* [BRIEF]: You are to retype all of the data exactly as it appears.

[Chart and figure data]
● ● ●
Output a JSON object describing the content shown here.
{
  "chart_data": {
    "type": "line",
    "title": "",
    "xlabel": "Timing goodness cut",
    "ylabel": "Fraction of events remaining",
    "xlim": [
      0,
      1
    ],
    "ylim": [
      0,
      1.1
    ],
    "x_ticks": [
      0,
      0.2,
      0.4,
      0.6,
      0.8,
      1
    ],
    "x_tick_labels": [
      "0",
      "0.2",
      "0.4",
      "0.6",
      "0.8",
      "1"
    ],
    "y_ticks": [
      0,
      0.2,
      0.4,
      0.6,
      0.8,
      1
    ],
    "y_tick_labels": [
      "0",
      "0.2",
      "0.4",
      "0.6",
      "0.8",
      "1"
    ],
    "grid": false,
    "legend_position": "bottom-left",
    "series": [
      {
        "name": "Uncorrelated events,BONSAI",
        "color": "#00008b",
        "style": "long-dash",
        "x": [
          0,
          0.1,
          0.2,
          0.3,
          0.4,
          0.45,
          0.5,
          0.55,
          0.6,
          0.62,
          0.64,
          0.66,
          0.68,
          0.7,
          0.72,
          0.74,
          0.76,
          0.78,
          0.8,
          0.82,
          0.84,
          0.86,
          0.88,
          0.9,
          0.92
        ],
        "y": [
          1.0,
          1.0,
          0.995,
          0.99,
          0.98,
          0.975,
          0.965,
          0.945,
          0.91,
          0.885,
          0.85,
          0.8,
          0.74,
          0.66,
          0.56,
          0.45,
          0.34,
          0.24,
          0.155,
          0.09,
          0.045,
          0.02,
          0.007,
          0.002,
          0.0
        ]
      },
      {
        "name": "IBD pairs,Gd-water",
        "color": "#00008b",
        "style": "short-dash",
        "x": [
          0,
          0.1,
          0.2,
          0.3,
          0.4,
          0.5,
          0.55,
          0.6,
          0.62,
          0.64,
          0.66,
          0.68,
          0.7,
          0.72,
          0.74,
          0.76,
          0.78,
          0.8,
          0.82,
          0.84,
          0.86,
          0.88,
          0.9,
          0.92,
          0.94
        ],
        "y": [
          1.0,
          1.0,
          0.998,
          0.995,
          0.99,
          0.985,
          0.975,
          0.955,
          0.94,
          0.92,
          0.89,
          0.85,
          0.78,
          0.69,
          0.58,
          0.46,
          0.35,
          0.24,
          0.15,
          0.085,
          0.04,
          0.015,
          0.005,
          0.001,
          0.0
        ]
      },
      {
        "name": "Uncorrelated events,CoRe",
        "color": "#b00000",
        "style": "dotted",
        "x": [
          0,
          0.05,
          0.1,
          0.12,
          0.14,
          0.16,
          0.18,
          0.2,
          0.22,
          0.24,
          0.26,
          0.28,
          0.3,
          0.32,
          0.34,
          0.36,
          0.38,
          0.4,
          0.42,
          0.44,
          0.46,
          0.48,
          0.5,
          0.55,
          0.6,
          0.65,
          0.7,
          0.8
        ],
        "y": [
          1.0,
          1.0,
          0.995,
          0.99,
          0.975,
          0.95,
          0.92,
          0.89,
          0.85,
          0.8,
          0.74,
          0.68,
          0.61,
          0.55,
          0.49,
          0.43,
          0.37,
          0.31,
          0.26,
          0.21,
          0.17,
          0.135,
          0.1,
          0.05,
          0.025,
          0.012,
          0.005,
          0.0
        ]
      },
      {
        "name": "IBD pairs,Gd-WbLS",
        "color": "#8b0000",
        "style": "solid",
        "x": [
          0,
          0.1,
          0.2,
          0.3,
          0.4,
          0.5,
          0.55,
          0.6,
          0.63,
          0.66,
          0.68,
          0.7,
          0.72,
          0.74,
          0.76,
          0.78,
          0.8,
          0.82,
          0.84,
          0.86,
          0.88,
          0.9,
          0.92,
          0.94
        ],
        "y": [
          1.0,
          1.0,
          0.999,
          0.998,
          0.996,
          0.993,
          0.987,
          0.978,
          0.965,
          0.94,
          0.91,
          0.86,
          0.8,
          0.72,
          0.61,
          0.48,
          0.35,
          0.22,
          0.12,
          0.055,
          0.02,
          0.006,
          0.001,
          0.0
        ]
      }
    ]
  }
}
● ● ●
* [WRITTEN SOLUTION]:
Output a JSON object describing the content shown here.
{
  "chart_data": {
    "type": "line",
    "title": "",
    "xlabel": "Timing goodness cut",
    "ylabel": "Fraction of events remaining",
    "xlim": [
      0,
      1
    ],
    "ylim": [
      0,
      1.1
    ],
    "x_ticks": [
      0,
      0.2,
      0.4,
      0.6,
      0.8,
      1
    ],
    "x_tick_labels": [
      "0",
      "0.2",
      "0.4",
      "0.6",
      "0.8",
      "1"
    ],
    "y_ticks": [
      0,
      0.2,
      0.4,
      0.6,
      0.8,
      1
    ],
    "y_tick_labels": [
      "0",
      "0.2",
      "0.4",
      "0.6",
      "0.8",
      "1"
    ],
    "grid": false,
    "legend_position": "bottom-left",
    "series": [
      {
        "name": "Uncorrelated events,BONSAI",
        "color": "#00008b",
        "style": "long-dash",
        "x": [
          0,
          0.1,
          0.2,
          0.3,
          0.4,
          0.45,
          0.5,
          0.55,
          0.6,
          0.62,
          0.64,
          0.66,
          0.68,
          0.7,
          0.72,
          0.74,
          0.76,
          0.78,
          0.8,
          0.82,
          0.84,
          0.86,
          0.88,
          0.9,
          0.92
        ],
        "y": [
          1.0,
          1.0,
          0.995,
          0.99,
          0.98,
          0.975,
          0.965,
          0.945,
          0.91,
          0.885,
          0.85,
          0.8,
          0.74,
          0.66,
          0.56,
          0.45,
          0.34,
          0.24,
          0.155,
          0.09,
          0.045,
          0.02,
          0.007,
          0.002,
          0.0
        ]
      },
      {
        "name": "IBD pairs,Gd-water",
        "color": "#00008b",
        "style": "short-dash",
        "x": [
          0,
          0.1,
          0.2,
          0.3,
          0.4,
          0.5,
          0.55,
          0.6,
          0.62,
          0.64,
          0.66,
          0.68,
          0.7,
          0.72,
          0.74,
          0.76,
          0.78,
          0.8,
          0.82,
          0.84,
          0.86,
          0.88,
          0.9,
          0.92,
          0.94
        ],
        "y": [
          1.0,
          1.0,
          0.998,
          0.995,
          0.99,
          0.985,
          0.975,
          0.955,
          0.94,
          0.92,
          0.89,
          0.85,
          0.78,
          0.69,
          0.58,
          0.46,
          0.35,
          0.24,
          0.15,
          0.085,
          0.04,
          0.015,
          0.005,
          0.001,
          0.0
        ]
      },
      {
        "name": "Uncorrelated events,CoRe",
        "color": "#b00000",
        "style": "dotted",
        "x": [
          0,
          0.05,
          0.1,
          0.12,
          0.14,
          0.16,
          0.18,
          0.2,
          0.22,
          0.24,
          0.26,
          0.28,
          0.3,
          0.32,
          0.34,
          0.36,
          0.38,
          0.4,
          0.42,
          0.44,
          0.46,
          0.48,
          0.5,
          0.55,
          0.6,
          0.65,
          0.7,
          0.8
        ],
        "y": [
          1.0,
          1.0,
          0.995,
          0.99,
          0.975,
          0.95,
          0.92,
          0.89,
          0.85,
          0.8,
          0.74,
          0.68,
          0.61,
          0.55,
          0.49,
          0.43,
          0.37,
          0.31,
          0.26,
          0.21,
          0.17,
          0.135,
          0.1,
          0.05,
          0.025,
          0.012,
          0.005,
          0.0
        ]
      },
      {
        "name": "IBD pairs,Gd-WbLS",
        "color": "#8b0000",
        "style": "solid",
        "x": [
          0,
          0.1,
          0.2,
          0.3,
          0.4,
          0.5,
          0.55,
          0.6,
          0.63,
          0.66,
          0.68,
          0.7,
          0.72,
          0.74,
          0.76,
          0.78,
          0.8,
          0.82,
          0.84,
          0.86,
          0.88,
          0.9,
          0.92,
          0.94
        ],
        "y": [
          1.0,
          1.0,
          0.999,
          0.998,
          0.996,
          0.993,
          0.987,
          0.978,
          0.965,
          0.94,
          0.91,
          0.86,
          0.8,
          0.72,
          0.61,
          0.48,
          0.35,
          0.22,
          0.12,
          0.055,
          0.02,
          0.006,
          0.001,
          0.0
        ]
      }
    ]
  }
}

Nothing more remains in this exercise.